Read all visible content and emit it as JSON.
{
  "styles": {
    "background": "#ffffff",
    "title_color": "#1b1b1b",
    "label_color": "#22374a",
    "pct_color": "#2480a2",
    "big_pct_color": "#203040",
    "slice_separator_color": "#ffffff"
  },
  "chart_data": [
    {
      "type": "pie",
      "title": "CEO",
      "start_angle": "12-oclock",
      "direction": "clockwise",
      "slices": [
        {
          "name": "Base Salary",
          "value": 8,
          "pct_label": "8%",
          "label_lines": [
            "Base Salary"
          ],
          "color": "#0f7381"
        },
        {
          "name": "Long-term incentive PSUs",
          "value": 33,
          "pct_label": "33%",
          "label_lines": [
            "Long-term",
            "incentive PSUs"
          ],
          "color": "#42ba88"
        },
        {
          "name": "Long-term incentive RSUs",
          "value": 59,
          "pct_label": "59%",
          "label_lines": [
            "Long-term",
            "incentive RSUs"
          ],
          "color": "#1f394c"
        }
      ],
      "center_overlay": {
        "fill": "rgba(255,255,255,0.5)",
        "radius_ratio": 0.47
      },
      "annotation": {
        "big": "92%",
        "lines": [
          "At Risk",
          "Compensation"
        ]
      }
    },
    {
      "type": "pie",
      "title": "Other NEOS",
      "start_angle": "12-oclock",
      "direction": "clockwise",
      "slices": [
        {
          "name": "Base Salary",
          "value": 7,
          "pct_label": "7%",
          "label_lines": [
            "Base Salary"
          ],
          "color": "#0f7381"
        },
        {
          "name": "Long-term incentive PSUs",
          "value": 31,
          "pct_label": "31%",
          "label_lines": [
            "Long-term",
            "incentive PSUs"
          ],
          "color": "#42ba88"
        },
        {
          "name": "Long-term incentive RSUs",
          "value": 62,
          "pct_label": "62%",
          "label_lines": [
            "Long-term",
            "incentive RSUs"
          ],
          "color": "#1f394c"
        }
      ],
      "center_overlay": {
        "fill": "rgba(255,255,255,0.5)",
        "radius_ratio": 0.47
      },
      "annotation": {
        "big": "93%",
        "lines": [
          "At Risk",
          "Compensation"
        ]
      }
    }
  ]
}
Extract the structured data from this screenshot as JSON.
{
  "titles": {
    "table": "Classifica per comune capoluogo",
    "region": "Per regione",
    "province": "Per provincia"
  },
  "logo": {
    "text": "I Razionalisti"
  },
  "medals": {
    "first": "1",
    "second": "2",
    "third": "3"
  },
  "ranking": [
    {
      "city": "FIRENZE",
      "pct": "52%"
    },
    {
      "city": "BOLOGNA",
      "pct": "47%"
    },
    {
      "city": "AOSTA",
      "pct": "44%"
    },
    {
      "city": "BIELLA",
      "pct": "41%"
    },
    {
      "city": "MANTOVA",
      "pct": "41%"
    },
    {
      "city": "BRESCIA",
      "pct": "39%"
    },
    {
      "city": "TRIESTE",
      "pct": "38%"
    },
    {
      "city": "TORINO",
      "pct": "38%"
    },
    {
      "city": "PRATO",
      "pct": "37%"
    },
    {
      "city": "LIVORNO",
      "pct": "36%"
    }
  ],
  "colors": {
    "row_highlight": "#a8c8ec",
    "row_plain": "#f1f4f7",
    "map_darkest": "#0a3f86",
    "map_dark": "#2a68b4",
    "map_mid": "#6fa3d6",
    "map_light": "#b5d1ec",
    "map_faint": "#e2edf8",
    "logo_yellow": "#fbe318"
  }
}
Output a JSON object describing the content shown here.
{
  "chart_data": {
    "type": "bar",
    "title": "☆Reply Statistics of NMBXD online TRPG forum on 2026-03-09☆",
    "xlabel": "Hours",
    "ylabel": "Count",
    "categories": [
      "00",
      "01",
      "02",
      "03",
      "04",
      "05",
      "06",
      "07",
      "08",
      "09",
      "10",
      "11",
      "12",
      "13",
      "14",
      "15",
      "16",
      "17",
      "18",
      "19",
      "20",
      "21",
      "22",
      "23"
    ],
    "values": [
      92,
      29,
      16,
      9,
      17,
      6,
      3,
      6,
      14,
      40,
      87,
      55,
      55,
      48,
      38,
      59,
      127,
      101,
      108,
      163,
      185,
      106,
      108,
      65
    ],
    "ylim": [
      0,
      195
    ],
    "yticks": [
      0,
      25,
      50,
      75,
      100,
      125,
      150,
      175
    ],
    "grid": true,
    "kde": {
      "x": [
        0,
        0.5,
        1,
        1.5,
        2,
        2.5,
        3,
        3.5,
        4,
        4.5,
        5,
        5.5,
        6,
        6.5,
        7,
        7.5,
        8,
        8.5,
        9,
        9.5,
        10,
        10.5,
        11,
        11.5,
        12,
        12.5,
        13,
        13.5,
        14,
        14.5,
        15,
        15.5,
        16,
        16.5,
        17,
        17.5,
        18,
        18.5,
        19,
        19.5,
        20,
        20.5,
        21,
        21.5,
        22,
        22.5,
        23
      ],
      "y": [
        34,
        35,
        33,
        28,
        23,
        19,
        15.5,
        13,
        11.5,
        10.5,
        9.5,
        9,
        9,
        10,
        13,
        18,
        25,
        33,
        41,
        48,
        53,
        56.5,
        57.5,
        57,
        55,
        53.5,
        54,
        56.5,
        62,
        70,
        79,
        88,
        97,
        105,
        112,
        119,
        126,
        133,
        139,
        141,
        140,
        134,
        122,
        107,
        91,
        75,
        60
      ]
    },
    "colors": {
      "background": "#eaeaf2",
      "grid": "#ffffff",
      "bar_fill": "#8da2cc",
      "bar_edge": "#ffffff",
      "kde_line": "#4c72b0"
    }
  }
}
_ _ _ _
Written exercise:
Write out all records exactly, keeping every detail.

Full solution:
Read all visible content and emit it as JSON.
{
  "styles": {
    "background": "#ffffff",
    "title_color": "#1b1b1b",
    "label_color": "#22374a",
    "pct_color": "#2480a2",
    "big_pct_color": "#203040",
    "slice_separator_color": "#ffffff"
  },
  "chart_data": [
    {
      "type": "pie",
      "title": "CEO",
      "start_angle": "12-oclock",
      "direction": "clockwise",
      "slices": [
        {
          "name": "Base Salary",
          "value": 8,
          "pct_label": "8%",
          "label_lines": [
            "Base Salary"
          ],
          "color": "#0f7381"
        },
        {
          "name": "Long-term incentive PSUs",
          "value": 33,
          "pct_label": "33%",
          "label_lines": [
            "Long-term",
            "incentive PSUs"
          ],
          "color": "#42ba88"
        },
        {
          "name": "Long-term incentive RSUs",
          "value": 59,
          "pct_label": "59%",
          "label_lines": [
            "Long-term",
            "incentive RSUs"
          ],
          "color": "#1f394c"
        }
      ],
      "center_overlay": {
        "fill": "rgba(255,255,255,0.5)",
        "radius_ratio": 0.47
      },
      "annotation": {
        "big": "92%",
        "lines": [
          "At Risk",
          "Compensation"
        ]
      }
    },
    {
      "type": "pie",
      "title": "Other NEOS",
      "start_angle": "12-oclock",
      "direction": "clockwise",
      "slices": [
        {
          "name": "Base Salary",
          "value": 7,
          "pct_label": "7%",
          "label_lines": [
            "Base Salary"
          ],
          "color": "#0f7381"
        },
        {
          "name": "Long-term incentive PSUs",
          "value": 31,
          "pct_label": "31%",
          "label_lines": [
            "Long-term",
            "incentive PSUs"
          ],
          "color": "#42ba88"
        },
        {
          "name": "Long-term incentive RSUs",
          "value": 62,
          "pct_label": "62%",
          "label_lines": [
            "Long-term",
            "incentive RSUs"
          ],
          "color": "#1f394c"
        }
      ],
      "center_overlay": {
        "fill": "rgba(255,255,255,0.5)",
        "radius_ratio": 0.47
      },
      "annotation": {
        "big": "93%",
        "lines": [
          "At Risk",
          "Compensation"
        ]
      }
    }
  ]
}
Extract the structured data from this screenshot as JSON.
{
  "titles": {
    "table": "Classifica per comune capoluogo",
    "region": "Per regione",
    "province": "Per provincia"
  },
  "logo": {
    "text": "I Razionalisti"
  },
  "medals": {
    "first": "1",
    "second": "2",
    "third": "3"
  },
  "ranking": [
    {
      "city": "FIRENZE",
      "pct": "52%"
    },
    {
      "city": "BOLOGNA",
      "pct": "47%"
    },
    {
      "city": "AOSTA",
      "pct": "44%"
    },
    {
      "city": "BIELLA",
      "pct": "41%"
    },
    {
      "city": "MANTOVA",
      "pct": "41%"
    },
    {
      "city": "BRESCIA",
      "pct": "39%"
    },
    {
      "city": "TRIESTE",
      "pct": "38%"
    },
    {
      "city": "TORINO",
      "pct": "38%"
    },
    {
      "city": "PRATO",
      "pct": "37%"
    },
    {
      "city": "LIVORNO",
      "pct": "36%"
    }
  ],
  "colors": {
    "row_highlight": "#a8c8ec",
    "row_plain": "#f1f4f7",
    "map_darkest": "#0a3f86",
    "map_dark": "#2a68b4",
    "map_mid": "#6fa3d6",
    "map_light": "#b5d1ec",
    "map_faint": "#e2edf8",
    "logo_yellow": "#fbe318"
  }
}
Output a JSON object describing the content shown here.
{
  "chart_data": {
    "type": "bar",
    "title": "☆Reply Statistics of NMBXD online TRPG forum on 2026-03-09☆",
    "xlabel": "Hours",
    "ylabel": "Count",
    "categories": [
      "00",
      "01",
      "02",
      "03",
      "04",
      "05",
      "06",
      "07",
      "08",
      "09",
      "10",
      "11",
      "12",
      "13",
      "14",
      "15",
      "16",
      "17",
      "18",
      "19",
      "20",
      "21",
      "22",
      "23"
    ],
    "values": [
      92,
      29,
      16,
      9,
      17,
      6,
      3,
      6,
      14,
      40,
      87,
      55,
      55,
      48,
      38,
      59,
      127,
      101,
      108,
      163,
      185,
      106,
      108,
      65
    ],
    "ylim": [
      0,
      195
    ],
    "yticks": [
      0,
      25,
      50,
      75,
      100,
      125,
      150,
      175
    ],
    "grid": true,
    "kde": {
      "x": [
        0,
        0.5,
        1,
        1.5,
        2,
        2.5,
        3,
        3.5,
        4,
        4.5,
        5,
        5.5,
        6,
        6.5,
        7,
        7.5,
        8,
        8.5,
        9,
        9.5,
        10,
        10.5,
        11,
        11.5,
        12,
        12.5,
        13,
        13.5,
        14,
        14.5,
        15,
        15.5,
        16,
        16.5,
        17,
        17.5,
        18,
        18.5,
        19,
        19.5,
        20,
        20.5,
        21,
        21.5,
        22,
        22.5,
        23
      ],
      "y": [
        34,
        35,
        33,
        28,
        23,
        19,
        15.5,
        13,
        11.5,
        10.5,
        9.5,
        9,
        9,
        10,
        13,
        18,
        25,
        33,
        41,
        48,
        53,
        56.5,
        57.5,
        57,
        55,
        53.5,
        54,
        56.5,
        62,
        70,
        79,
        88,
        97,
        105,
        112,
        119,
        126,
        133,
        139,
        141,
        140,
        134,
        122,
        107,
        91,
        75,
        60
      ]
    },
    "colors": {
      "background": "#eaeaf2",
      "grid": "#ffffff",
      "bar_fill": "#8da2cc",
      "bar_edge": "#ffffff",
      "kde_line": "#4c72b0"
    }
  }
}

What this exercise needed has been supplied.